SOURCE RECORDS:
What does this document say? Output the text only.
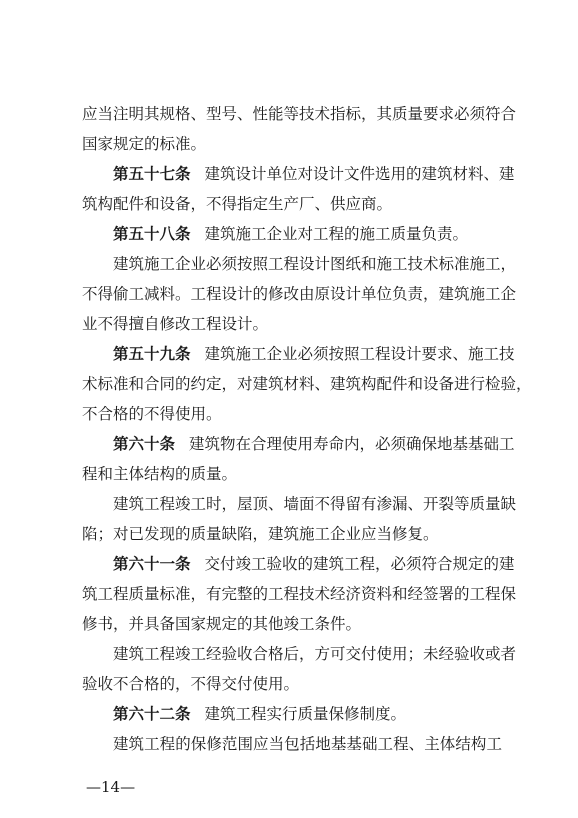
应当注明其规格、型号、性能等技术指标，其质量要求必须符合
国家规定的标准。
第五十七条 建筑设计单位对设计文件选用的建筑材料、建
筑构配件和设备，不得指定生产厂、供应商。
第五十八条 建筑施工企业对工程的施工质量负责。
建筑施工企业必须按照工程设计图纸和施工技术标准施工，
不得偷工减料。工程设计的修改由原设计单位负责，建筑施工企
业不得擅自修改工程设计。
第五十九条 建筑施工企业必须按照工程设计要求、施工技
术标准和合同的约定，对建筑材料、建筑构配件和设备进行检验，
不合格的不得使用。
第六十条 建筑物在合理使用寿命内，必须确保地基基础工
程和主体结构的质量。
建筑工程竣工时，屋顶、墙面不得留有渗漏、开裂等质量缺
陷；对已发现的质量缺陷，建筑施工企业应当修复。
第六十一条 交付竣工验收的建筑工程，必须符合规定的建
筑工程质量标准，有完整的工程技术经济资料和经签署的工程保
修书，并具备国家规定的其他竣工条件。
建筑工程竣工经验收合格后，方可交付使用；未经验收或者
验收不合格的，不得交付使用。
第六十二条 建筑工程实行质量保修制度。
建筑工程的保修范围应当包括地基基础工程、主体结构工
—14—
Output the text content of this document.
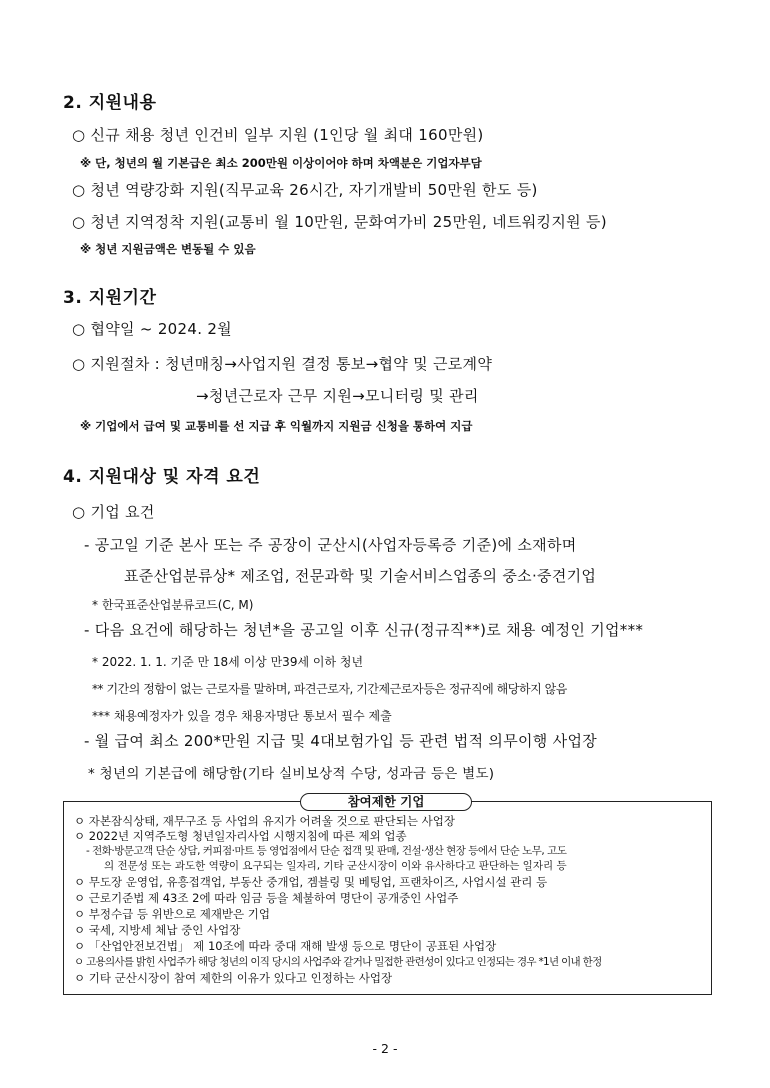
2. 지원내용
○ 신규 채용 청년 인건비 일부 지원 (1인당 월 최대 160만원)
※ 단, 청년의 월 기본급은 최소 200만원 이상이어야 하며 차액분은 기업자부담
○ 청년 역량강화 지원(직무교육 26시간, 자기개발비 50만원 한도 등)
○ 청년 지역정착 지원(교통비 월 10만원, 문화여가비 25만원, 네트워킹지원 등)
※ 청년 지원금액은 변동될 수 있음
3. 지원기간
○ 협약일 ~ 2024. 2월
○ 지원절차 : 청년매칭→사업지원 결정 통보→협약 및 근로계약
→청년근로자 근무 지원→모니터링 및 관리
※ 기업에서 급여 및 교통비를 선 지급 후 익월까지 지원금 신청을 통하여 지급
4. 지원대상 및 자격 요건
○ 기업 요건
- 공고일 기준 본사 또는 주 공장이 군산시(사업자등록증 기준)에 소재하며
표준산업분류상* 제조업, 전문과학 및 기술서비스업종의 중소·중견기업
* 한국표준산업분류코드(C, M)
- 다음 요건에 해당하는 청년*을 공고일 이후 신규(정규직**)로 채용 예정인 기업***
* 2022. 1. 1. 기준 만 18세 이상 만39세 이하 청년
** 기간의 정함이 없는 근로자를 말하며, 파견근로자, 기간제근로자등은 정규직에 해당하지 않음
*** 채용예정자가 있을 경우 채용자명단 통보서 필수 제출
- 월 급여 최소 200*만원 지급 및 4대보험가입 등 관련 법적 의무이행 사업장
* 청년의 기본급에 해당함(기타 실비보상적 수당, 성과금 등은 별도)
참여제한 기업
ㅇ 자본잠식상태, 재무구조 등 사업의 유지가 어려울 것으로 판단되는 사업장
ㅇ 2022년 지역주도형 청년일자리사업 시행지침에 따른 제외 업종
- 전화·방문고객 단순 상담, 커피점·마트 등 영업점에서 단순 접객 및 판매, 건설·생산 현장 등에서 단순 노무, 고도
의 전문성 또는 과도한 역량이 요구되는 일자리, 기타 군산시장이 이와 유사하다고 판단하는 일자리 등
ㅇ 무도장 운영업, 유흥접객업, 부동산 중개업, 겜블링 및 베팅업, 프랜차이즈, 사업시설 관리 등
ㅇ 근로기준법 제 43조 2에 따라 임금 등을 체불하여 명단이 공개중인 사업주
ㅇ 부정수급 등 위반으로 제재받은 기업
ㅇ 국세, 지방세 체납 중인 사업장
ㅇ 「산업안전보건법」 제 10조에 따라 중대 재해 발생 등으로 명단이 공표된 사업장
ㅇ 고용의사를 밝힌 사업주가 해당 청년의 이직 당시의 사업주와 같거나 밀접한 관련성이 있다고 인정되는 경우 *1년 이내 한정
ㅇ 기타 군산시장이 참여 제한의 이유가 있다고 인정하는 사업장
- 2 -
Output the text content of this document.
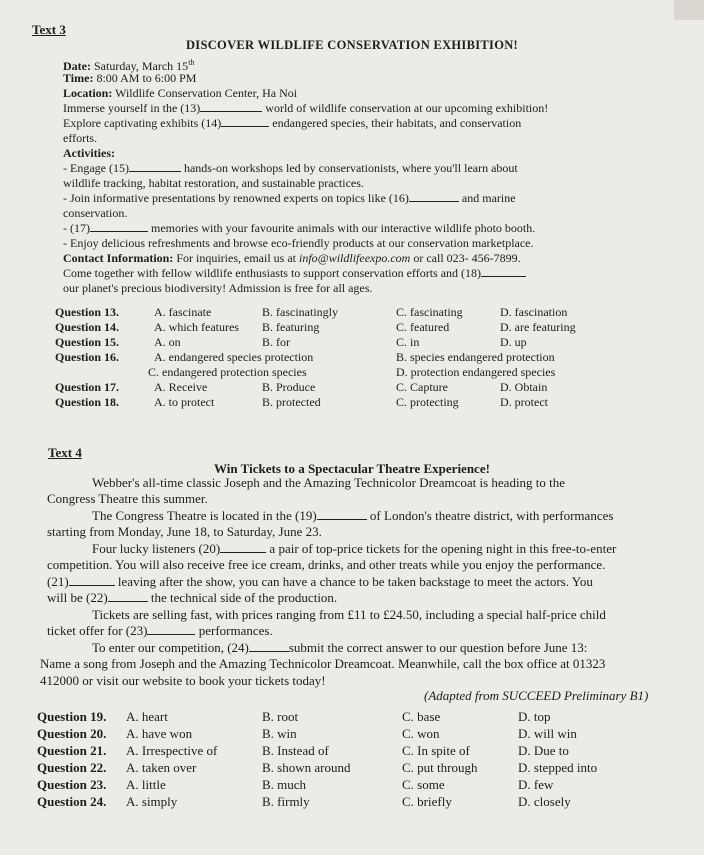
Text 3
DISCOVER WILDLIFE CONSERVATION EXHIBITION!
Date: Saturday, March 15th
Time: 8:00 AM to 6:00 PM
Location: Wildlife Conservation Center, Ha Noi
Immerse yourself in the (13)	world of wildlife conservation at our upcoming exhibition!
Explore captivating exhibits (14)	endangered species, their habitats, and conservation
efforts.
Activities:
- Engage (15)	hands-on workshops led by conservationists, where you'll learn about
wildlife tracking, habitat restoration, and sustainable practices.
- Join informative presentations by renowned experts on topics like (16)	and marine
conservation.
- (17)	memories with your favourite animals with our interactive wildlife photo booth.
- Enjoy delicious refreshments and browse eco-friendly products at our conservation marketplace.
Contact Information: For inquiries, email us at info@wildlifeexpo.com or call 023- 456-7899.
Come together with fellow wildlife enthusiasts to support conservation efforts and (18)
our planet's precious biodiversity! Admission is free for all ages.
Question 13.	A. fascinate	B. fascinatingly	C. fascinating	D. fascination
Question 14.	A. which features B. featuring	C. featured	D. are featuring
Question 15.	A. on	B. for	C. in	D. up
Question 16.	A. endangered species protection	B. species endangered protection
C. endangered protection species	D. protection endangered species
Question 17.	A. Receive	B. Produce	C. Capture	D. Obtain
Question 18.	A. to protect	B. protected	C. protecting	D. protect
Text 4
Win Tickets to a Spectacular Theatre Experience!
Webber's all-time classic Joseph and the Amazing Technicolor Dreamcoat is heading to the
Congress Theatre this summer.
The Congress Theatre is located in the (19)	of London's theatre district, with performances
starting from Monday, June 18, to Saturday, June 23.
Four lucky listeners (20)	a pair of top-price tickets for the opening night in this free-to-enter
competition. You will also receive free ice cream, drinks, and other treats while you enjoy the performance.
(21)	leaving after the show, you can have a chance to be taken backstage to meet the actors. You
will be (22)	the technical side of the production.
Tickets are selling fast, with prices ranging from £11 to £24.50, including a special half-price child
ticket offer for (23)	performances.
To enter our competition, (24)	submit the correct answer to our question before June 13:
Name a song from Joseph and the Amazing Technicolor Dreamcoat. Meanwhile, call the box office at 01323
412000 or visit our website to book your tickets today!
(Adapted from SUCCEED Preliminary B1)
Question 19. A. heart	B. root	C. base	D. top
Question 20. A. have won	B. win	C. won	D. will win
Question 21. A. Irrespective of	B. Instead of	C. In spite of	D. Due to
Question 22. A. taken over	B. shown around	C. put through	D. stepped into
Question 23. A. little	B. much	C. some	D. few
Question 24. A. simply	B. firmly	C. briefly	D. closely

THE TASK:
Scan the lines for the string "this". Copy out each line that matches.

RESULT:
What does this document say? Output the text only.
Output the text content of this document.
Output the text content of this document.
Congress Theatre this summer.
Four lucky listeners (20)	a pair of top-price tickets for the opening night in this free-to-enter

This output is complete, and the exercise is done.